The problem
Which lines hold the word "JSON"? Copy each of them.

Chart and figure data
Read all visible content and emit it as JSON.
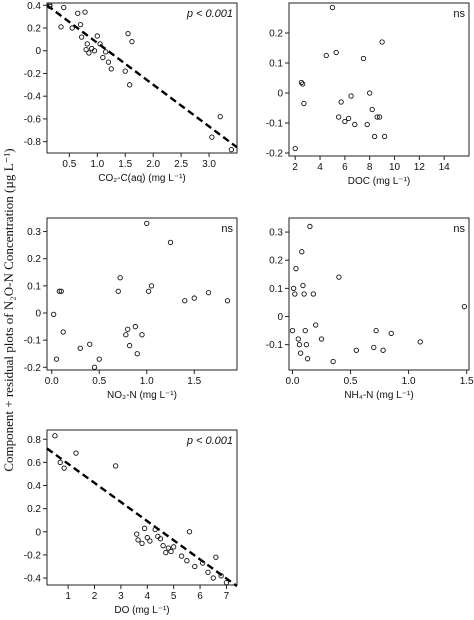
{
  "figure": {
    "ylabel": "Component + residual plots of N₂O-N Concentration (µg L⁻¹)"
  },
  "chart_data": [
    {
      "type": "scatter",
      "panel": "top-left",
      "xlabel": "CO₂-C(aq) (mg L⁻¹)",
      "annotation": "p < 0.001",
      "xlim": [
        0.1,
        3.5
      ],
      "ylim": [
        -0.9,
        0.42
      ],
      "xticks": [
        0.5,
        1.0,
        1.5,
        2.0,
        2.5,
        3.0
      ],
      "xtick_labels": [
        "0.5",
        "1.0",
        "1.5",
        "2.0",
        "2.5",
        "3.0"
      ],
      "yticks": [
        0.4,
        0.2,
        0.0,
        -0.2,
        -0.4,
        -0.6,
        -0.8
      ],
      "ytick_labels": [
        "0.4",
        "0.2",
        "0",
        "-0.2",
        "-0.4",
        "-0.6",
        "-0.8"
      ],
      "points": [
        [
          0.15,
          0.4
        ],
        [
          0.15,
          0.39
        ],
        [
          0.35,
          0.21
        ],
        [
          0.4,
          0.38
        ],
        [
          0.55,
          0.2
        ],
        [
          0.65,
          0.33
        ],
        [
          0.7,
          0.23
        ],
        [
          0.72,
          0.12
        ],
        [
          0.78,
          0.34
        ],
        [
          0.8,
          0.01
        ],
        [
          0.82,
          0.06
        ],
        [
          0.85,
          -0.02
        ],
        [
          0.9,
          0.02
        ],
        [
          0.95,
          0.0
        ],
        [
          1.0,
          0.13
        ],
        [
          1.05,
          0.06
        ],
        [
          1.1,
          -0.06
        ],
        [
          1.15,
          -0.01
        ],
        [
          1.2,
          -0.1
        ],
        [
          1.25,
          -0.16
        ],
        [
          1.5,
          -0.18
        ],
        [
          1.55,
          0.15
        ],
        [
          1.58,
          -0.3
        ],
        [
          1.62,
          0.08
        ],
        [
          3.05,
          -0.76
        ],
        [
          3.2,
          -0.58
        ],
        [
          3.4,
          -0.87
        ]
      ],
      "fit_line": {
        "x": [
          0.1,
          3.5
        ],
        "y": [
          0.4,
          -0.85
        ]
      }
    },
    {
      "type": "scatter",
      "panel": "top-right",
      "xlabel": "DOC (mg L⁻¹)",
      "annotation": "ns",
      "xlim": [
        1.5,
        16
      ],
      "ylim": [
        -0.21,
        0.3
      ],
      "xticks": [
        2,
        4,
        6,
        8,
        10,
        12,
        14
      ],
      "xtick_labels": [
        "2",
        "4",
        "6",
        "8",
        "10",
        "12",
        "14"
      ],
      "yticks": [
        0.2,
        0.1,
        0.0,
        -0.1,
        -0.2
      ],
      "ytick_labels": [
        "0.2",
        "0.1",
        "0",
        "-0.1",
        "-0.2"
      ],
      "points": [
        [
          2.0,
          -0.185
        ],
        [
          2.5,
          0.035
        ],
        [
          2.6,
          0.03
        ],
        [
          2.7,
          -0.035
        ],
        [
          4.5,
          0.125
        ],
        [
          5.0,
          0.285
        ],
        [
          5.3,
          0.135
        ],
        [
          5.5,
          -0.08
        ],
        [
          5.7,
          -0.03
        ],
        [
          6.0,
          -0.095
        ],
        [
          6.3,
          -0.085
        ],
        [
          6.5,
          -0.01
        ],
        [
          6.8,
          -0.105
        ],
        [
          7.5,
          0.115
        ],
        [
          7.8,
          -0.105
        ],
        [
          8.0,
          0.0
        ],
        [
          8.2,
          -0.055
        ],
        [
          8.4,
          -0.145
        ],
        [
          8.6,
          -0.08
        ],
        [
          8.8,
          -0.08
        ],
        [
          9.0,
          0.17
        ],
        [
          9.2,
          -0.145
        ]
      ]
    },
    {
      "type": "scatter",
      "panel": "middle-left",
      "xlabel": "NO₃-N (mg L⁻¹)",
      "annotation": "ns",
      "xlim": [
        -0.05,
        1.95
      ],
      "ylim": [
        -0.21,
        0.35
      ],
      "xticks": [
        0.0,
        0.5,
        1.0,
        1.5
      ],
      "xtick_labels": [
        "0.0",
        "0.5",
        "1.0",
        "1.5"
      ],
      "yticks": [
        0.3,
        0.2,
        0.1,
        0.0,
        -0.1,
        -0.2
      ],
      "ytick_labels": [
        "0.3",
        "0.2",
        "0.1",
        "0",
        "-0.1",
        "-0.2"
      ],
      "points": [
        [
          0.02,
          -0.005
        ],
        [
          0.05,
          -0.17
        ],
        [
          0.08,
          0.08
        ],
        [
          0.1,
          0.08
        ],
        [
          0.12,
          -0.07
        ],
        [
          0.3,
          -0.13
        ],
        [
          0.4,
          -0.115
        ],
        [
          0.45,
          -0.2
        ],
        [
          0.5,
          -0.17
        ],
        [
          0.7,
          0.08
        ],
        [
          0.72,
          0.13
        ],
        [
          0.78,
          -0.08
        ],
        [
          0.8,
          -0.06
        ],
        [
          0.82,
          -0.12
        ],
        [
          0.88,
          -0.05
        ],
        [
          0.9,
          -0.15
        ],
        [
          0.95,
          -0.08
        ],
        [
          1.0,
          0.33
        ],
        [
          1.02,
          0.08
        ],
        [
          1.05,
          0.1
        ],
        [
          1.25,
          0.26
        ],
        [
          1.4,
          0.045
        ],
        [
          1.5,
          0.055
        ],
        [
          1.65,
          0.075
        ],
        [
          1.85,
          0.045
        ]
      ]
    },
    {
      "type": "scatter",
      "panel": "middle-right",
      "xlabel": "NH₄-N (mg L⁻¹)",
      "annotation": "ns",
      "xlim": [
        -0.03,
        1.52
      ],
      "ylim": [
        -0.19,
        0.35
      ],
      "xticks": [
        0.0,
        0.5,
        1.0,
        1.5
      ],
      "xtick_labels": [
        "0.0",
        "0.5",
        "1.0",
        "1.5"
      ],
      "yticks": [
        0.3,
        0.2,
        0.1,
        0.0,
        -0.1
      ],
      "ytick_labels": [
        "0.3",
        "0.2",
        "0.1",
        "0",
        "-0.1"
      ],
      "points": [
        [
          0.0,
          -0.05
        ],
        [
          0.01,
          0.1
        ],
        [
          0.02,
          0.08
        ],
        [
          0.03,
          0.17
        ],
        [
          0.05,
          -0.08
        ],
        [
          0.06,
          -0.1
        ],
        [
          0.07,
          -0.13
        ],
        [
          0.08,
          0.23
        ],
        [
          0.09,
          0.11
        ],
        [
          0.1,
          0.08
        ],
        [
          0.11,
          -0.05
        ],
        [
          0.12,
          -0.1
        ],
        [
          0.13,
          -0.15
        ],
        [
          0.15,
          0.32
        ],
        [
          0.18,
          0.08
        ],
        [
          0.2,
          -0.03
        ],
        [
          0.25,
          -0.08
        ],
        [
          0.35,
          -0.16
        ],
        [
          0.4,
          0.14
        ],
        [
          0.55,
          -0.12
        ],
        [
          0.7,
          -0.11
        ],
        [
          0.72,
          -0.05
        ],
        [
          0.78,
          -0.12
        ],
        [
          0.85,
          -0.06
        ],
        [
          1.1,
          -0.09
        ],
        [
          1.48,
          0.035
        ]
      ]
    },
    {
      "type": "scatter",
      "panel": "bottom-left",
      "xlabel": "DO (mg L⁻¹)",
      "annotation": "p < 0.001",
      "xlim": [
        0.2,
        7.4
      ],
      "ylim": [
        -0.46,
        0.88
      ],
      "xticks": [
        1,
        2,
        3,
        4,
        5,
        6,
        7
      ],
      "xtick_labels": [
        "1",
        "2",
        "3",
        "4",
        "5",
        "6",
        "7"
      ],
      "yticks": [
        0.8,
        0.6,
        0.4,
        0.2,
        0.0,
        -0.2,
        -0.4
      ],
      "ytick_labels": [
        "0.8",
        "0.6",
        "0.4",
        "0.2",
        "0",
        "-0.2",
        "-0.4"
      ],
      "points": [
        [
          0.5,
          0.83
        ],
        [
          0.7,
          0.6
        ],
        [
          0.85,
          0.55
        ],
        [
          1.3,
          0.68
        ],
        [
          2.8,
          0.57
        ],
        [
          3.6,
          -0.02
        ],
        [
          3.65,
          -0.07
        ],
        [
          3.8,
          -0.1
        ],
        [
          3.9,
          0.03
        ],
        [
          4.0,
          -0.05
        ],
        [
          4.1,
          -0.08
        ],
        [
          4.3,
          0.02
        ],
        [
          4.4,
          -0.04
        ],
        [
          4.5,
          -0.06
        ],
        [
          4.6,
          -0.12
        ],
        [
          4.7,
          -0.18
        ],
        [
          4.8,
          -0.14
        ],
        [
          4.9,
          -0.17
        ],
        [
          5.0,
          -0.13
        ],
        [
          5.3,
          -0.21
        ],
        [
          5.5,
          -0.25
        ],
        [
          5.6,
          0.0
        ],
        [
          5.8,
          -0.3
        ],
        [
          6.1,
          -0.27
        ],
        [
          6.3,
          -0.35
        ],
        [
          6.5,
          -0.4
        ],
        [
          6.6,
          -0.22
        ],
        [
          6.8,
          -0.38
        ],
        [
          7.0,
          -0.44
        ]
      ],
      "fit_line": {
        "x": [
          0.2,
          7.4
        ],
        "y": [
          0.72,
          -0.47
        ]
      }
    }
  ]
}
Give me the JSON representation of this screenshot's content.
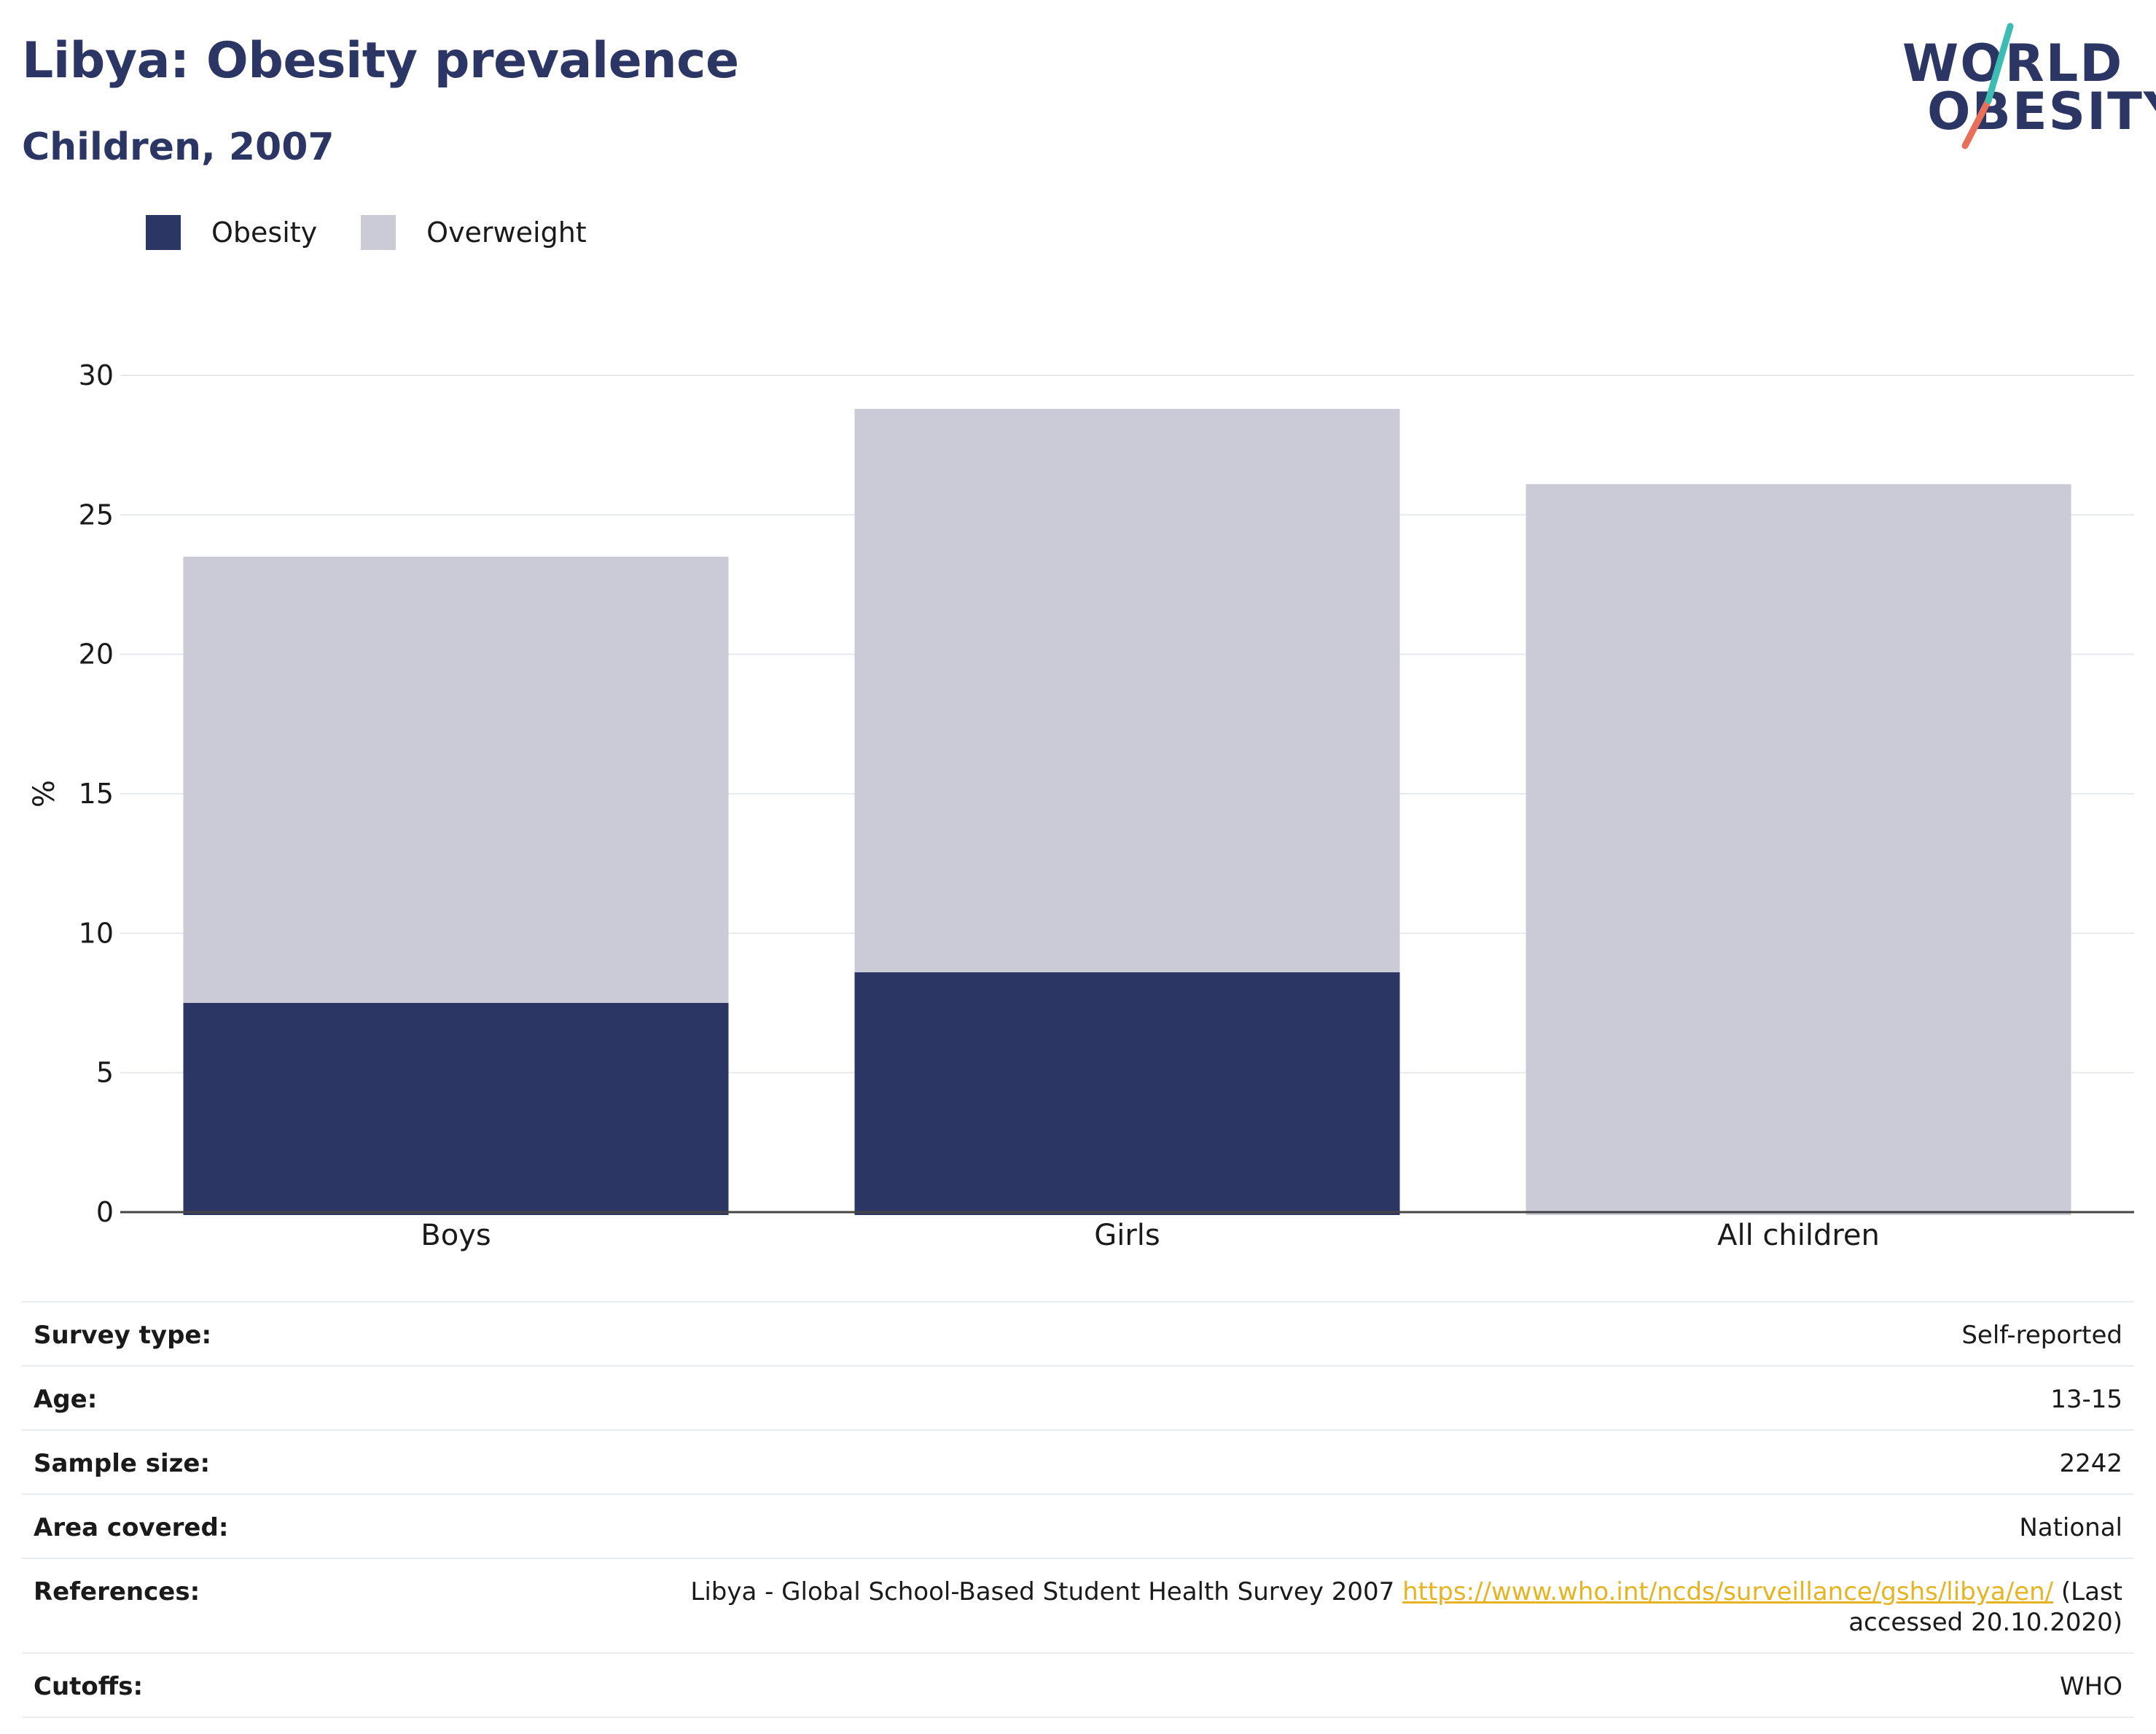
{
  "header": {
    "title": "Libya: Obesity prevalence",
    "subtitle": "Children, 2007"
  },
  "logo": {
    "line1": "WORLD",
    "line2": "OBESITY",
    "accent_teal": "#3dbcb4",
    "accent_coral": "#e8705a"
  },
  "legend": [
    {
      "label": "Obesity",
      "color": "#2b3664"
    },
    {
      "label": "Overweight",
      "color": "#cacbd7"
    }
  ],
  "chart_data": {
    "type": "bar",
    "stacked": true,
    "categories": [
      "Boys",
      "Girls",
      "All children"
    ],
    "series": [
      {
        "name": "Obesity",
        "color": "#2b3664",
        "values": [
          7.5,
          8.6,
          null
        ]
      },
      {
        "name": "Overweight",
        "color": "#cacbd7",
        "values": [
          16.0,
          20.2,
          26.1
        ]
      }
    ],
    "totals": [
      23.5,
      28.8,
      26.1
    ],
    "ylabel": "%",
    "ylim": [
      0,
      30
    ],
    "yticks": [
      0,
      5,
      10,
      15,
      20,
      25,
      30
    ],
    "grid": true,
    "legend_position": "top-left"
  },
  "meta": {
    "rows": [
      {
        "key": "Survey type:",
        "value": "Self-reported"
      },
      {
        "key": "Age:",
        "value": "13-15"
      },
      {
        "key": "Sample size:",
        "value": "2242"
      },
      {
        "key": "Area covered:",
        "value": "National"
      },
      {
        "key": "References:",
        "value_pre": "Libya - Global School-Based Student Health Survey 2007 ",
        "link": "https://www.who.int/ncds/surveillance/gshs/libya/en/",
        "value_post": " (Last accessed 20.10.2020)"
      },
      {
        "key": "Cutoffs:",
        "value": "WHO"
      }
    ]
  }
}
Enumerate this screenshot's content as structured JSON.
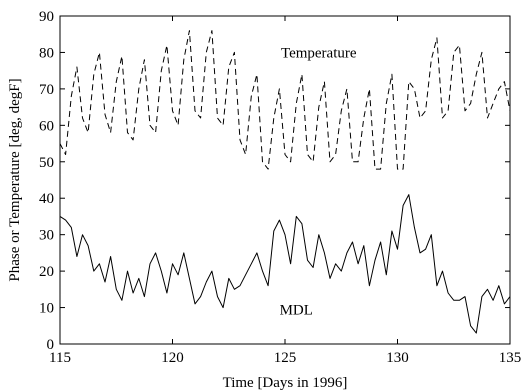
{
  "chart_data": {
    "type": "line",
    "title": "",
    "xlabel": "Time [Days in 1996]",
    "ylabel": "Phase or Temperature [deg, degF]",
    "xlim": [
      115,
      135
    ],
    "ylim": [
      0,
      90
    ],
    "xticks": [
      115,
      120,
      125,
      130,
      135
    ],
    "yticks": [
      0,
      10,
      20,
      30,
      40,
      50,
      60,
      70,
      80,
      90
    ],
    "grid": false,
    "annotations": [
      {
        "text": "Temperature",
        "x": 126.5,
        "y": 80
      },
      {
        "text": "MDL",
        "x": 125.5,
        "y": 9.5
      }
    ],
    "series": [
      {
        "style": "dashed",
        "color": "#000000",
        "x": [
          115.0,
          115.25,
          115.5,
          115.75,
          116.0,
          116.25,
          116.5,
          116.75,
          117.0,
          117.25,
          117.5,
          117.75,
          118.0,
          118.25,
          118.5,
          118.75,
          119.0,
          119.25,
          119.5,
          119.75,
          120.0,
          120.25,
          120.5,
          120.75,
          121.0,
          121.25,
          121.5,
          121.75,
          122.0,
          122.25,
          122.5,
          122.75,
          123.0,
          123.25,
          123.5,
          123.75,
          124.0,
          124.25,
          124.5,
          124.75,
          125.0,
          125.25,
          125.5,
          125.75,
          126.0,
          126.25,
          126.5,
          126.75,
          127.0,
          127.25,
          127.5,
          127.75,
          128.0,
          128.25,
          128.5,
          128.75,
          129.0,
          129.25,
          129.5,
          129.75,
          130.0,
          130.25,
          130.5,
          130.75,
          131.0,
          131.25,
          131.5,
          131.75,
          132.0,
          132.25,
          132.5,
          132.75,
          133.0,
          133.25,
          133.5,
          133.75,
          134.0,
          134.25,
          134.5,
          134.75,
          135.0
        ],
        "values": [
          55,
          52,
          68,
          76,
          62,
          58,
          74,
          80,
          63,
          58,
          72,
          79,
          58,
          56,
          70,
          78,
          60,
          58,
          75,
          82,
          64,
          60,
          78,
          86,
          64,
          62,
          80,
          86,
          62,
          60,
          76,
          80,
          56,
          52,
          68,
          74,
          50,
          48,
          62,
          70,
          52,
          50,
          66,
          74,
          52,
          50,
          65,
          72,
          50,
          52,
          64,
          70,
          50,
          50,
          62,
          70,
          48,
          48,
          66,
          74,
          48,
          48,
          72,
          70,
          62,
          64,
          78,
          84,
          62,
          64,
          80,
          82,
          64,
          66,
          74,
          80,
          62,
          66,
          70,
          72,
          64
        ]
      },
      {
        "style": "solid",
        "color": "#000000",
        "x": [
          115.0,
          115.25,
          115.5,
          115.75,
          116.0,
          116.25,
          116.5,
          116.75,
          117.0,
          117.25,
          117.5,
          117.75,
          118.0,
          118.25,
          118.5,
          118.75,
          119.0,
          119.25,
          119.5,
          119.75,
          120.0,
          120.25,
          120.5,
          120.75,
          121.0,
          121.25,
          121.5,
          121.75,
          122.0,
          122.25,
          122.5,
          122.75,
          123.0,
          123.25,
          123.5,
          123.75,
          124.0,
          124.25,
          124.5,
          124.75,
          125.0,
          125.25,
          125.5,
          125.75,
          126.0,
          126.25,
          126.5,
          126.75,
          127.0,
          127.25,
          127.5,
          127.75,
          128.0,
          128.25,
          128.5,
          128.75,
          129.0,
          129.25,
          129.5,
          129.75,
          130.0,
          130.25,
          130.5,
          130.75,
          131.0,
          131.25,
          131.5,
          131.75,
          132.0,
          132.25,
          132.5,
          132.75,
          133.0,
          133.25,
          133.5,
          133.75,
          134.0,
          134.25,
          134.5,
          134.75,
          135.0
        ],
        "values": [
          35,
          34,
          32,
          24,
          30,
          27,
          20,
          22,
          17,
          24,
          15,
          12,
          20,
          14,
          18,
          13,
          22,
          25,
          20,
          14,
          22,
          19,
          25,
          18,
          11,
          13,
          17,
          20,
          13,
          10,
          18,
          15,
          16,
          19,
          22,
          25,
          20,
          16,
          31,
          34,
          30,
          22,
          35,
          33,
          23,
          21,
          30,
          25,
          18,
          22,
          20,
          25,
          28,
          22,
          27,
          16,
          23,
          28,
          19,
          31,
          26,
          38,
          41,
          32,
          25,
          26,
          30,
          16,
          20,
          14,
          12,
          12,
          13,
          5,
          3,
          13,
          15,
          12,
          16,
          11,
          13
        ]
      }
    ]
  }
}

Finished answer
Read all visible content and emit it as JSON.
Give me the JSON representation of this screenshot's content.
Enumerate this screenshot's content as structured JSON.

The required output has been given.